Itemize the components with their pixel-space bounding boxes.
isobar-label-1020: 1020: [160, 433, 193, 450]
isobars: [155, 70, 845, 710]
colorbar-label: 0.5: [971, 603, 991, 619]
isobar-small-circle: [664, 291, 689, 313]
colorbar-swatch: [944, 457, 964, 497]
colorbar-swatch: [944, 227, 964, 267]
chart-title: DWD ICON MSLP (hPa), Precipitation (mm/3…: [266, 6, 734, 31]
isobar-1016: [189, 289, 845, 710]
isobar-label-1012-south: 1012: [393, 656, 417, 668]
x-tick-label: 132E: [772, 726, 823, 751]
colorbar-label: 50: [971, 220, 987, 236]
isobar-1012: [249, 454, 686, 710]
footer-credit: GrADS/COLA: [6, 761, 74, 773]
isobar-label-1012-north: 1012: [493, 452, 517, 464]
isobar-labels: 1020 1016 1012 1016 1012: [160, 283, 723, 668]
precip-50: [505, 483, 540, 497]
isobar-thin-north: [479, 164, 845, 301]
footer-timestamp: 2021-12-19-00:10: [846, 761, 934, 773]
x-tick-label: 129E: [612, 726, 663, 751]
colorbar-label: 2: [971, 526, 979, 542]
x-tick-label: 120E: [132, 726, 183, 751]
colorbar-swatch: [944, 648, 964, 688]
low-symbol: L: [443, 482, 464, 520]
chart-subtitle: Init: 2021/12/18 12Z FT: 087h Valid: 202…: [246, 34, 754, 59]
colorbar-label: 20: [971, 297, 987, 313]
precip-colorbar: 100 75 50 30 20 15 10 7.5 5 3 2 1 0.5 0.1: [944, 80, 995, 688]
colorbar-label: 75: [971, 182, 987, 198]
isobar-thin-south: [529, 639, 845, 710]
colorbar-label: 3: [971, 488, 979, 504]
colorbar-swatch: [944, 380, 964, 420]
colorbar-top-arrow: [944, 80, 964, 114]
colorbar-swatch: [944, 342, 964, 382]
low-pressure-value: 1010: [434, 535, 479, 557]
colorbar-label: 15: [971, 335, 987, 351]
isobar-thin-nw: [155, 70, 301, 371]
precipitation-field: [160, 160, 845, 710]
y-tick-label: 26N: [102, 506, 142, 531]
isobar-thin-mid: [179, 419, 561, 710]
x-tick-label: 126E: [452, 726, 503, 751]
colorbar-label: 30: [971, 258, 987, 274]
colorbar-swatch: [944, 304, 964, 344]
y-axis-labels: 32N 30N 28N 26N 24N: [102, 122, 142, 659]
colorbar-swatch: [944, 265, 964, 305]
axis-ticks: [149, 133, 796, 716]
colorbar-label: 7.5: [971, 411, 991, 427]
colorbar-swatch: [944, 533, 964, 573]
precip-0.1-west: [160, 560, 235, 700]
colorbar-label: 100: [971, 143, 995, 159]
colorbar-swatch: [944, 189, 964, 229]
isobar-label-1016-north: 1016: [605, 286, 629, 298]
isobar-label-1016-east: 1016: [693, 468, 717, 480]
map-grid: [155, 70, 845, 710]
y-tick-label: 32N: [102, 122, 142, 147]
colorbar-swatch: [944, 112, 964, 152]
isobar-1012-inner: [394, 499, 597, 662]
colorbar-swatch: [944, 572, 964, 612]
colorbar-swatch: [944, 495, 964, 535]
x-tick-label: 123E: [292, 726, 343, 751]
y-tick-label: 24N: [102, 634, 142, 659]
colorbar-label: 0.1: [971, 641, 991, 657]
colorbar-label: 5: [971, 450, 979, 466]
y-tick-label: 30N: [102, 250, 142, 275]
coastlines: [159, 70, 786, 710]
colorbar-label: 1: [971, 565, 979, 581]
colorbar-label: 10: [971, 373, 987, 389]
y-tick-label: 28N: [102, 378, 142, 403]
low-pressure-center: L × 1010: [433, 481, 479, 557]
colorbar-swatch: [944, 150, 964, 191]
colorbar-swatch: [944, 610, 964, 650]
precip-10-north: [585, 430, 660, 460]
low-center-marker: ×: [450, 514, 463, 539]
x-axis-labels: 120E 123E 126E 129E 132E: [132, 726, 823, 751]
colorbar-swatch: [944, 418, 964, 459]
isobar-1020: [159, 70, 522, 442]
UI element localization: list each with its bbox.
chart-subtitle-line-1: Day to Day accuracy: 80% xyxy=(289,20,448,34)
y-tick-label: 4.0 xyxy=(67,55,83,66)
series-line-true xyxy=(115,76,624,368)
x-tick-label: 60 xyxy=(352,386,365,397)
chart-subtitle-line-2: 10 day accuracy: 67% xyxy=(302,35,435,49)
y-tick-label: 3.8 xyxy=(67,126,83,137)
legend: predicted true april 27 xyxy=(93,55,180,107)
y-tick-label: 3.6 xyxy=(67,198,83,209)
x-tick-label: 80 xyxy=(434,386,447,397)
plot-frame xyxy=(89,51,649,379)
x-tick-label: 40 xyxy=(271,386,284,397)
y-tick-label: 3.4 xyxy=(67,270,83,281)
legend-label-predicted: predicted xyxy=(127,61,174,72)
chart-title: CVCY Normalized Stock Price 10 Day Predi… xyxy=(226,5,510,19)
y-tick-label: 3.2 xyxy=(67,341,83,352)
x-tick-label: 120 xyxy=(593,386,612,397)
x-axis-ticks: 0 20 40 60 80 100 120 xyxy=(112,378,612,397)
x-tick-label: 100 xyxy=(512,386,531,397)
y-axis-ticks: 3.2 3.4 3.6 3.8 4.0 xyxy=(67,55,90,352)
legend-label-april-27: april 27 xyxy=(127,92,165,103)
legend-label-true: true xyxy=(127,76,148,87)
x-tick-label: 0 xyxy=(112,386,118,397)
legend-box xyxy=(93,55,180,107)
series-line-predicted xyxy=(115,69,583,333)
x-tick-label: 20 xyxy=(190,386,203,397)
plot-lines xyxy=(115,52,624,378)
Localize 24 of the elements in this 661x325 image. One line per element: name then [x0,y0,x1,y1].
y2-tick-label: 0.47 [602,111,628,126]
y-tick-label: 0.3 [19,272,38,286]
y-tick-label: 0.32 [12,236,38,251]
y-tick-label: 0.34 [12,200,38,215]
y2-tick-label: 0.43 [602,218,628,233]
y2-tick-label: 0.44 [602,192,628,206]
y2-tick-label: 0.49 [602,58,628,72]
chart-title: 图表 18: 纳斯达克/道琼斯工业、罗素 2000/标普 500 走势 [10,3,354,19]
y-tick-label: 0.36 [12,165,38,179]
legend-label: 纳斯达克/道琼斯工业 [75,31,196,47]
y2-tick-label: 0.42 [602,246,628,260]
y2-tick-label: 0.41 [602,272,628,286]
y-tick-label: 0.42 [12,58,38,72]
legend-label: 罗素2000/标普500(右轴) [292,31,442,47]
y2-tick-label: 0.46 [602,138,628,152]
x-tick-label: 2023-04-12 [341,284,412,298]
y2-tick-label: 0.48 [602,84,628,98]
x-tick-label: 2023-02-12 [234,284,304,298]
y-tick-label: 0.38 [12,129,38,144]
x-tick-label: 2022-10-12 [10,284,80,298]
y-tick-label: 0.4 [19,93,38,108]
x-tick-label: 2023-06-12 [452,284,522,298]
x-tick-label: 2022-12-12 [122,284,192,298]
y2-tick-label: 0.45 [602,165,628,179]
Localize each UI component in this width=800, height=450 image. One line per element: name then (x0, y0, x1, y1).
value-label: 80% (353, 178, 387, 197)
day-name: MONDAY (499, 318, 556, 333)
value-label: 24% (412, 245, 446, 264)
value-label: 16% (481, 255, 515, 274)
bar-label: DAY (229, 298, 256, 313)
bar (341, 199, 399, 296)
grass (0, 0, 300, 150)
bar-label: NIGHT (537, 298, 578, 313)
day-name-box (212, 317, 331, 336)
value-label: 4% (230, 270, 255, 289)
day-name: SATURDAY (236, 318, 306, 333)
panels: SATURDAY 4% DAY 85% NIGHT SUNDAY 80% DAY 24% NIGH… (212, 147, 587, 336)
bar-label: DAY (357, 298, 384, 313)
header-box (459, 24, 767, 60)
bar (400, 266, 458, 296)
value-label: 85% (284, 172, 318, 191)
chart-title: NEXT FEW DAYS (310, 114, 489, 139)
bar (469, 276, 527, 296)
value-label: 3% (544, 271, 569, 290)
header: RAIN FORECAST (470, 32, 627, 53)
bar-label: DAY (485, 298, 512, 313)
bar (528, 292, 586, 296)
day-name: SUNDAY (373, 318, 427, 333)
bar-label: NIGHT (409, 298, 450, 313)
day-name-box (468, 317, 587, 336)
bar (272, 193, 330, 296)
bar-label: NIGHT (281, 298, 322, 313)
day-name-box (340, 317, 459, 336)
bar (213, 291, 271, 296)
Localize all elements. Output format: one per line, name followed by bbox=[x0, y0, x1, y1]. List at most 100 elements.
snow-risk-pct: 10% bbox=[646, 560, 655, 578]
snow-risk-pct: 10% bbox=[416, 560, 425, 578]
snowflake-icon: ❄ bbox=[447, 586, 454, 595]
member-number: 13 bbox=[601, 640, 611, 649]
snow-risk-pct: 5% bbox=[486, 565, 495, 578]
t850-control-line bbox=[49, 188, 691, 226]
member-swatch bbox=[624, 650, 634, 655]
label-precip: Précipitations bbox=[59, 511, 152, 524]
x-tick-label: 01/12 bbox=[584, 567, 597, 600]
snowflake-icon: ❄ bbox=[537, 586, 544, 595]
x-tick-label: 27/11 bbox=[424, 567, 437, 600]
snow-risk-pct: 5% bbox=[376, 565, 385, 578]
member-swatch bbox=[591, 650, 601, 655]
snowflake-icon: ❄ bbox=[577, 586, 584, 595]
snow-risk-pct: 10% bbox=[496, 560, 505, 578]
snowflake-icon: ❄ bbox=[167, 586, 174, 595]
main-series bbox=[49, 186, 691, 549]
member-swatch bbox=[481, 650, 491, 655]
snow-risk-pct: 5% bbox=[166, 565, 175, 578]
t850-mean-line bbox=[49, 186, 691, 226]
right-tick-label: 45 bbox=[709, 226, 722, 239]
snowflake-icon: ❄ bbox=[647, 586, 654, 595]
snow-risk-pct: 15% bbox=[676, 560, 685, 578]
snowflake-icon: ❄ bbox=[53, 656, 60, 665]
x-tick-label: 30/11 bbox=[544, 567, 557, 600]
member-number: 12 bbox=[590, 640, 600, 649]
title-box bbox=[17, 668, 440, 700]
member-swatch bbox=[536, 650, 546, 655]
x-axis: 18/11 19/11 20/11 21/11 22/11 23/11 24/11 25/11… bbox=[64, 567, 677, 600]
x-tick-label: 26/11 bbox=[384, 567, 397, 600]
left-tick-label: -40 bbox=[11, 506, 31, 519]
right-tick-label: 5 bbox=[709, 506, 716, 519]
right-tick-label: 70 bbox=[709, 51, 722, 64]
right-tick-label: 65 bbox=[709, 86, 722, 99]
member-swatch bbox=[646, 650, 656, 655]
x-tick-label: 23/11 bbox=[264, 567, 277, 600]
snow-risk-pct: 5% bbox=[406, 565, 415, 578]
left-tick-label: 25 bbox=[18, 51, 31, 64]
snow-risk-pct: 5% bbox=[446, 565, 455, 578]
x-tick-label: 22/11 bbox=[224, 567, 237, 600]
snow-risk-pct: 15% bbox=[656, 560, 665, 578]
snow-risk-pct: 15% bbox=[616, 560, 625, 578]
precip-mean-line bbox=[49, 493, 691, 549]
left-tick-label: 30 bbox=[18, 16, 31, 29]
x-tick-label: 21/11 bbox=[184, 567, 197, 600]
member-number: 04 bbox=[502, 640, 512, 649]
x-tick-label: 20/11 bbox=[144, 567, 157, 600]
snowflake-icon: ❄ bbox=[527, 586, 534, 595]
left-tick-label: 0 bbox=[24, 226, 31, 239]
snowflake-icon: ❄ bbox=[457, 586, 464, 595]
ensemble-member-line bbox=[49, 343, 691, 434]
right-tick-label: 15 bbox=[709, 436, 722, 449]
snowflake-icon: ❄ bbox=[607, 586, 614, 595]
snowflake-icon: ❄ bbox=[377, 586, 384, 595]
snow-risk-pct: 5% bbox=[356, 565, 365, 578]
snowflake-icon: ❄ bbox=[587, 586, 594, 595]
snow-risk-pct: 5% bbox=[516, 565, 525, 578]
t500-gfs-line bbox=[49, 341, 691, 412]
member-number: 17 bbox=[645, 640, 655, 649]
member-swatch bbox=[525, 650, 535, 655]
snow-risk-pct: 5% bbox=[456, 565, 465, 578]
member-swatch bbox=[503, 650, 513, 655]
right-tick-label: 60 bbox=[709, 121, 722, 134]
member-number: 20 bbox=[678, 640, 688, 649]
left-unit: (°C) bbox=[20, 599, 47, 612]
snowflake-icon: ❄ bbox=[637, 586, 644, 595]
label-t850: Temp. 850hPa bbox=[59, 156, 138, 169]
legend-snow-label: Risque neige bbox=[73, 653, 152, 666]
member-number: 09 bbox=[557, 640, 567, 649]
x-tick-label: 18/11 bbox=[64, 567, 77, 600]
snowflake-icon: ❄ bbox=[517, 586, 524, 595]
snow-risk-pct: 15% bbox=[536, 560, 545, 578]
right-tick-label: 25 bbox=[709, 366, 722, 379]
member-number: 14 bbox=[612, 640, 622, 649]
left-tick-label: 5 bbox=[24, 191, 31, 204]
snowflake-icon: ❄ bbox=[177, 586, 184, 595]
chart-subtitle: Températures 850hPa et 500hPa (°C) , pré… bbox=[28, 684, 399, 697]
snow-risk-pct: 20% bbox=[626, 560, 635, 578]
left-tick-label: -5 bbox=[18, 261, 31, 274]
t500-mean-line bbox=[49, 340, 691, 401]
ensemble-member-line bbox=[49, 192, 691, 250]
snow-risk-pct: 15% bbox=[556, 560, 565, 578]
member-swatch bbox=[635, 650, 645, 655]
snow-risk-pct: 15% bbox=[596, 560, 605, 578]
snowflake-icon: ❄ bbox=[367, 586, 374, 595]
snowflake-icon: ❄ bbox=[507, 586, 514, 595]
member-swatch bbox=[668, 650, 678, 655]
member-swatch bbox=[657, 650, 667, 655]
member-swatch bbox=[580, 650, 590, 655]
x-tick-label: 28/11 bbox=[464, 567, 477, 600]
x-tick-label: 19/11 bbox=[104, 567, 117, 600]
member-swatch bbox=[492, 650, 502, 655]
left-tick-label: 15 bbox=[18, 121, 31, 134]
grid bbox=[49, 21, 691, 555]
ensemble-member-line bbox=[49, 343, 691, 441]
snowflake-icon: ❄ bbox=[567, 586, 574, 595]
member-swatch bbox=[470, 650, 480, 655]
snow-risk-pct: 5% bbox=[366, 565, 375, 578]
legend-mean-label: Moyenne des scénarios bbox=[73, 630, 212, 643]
==*==
*Do this:*
Extract every line of the listing that contains the string "number". Case counts.

*Solution to this problem:*
member-number: 13 bbox=[601, 640, 611, 649]
member-number: 12 bbox=[590, 640, 600, 649]
member-number: 04 bbox=[502, 640, 512, 649]
member-number: 17 bbox=[645, 640, 655, 649]
member-number: 20 bbox=[678, 640, 688, 649]
member-number: 09 bbox=[557, 640, 567, 649]
member-number: 14 bbox=[612, 640, 622, 649]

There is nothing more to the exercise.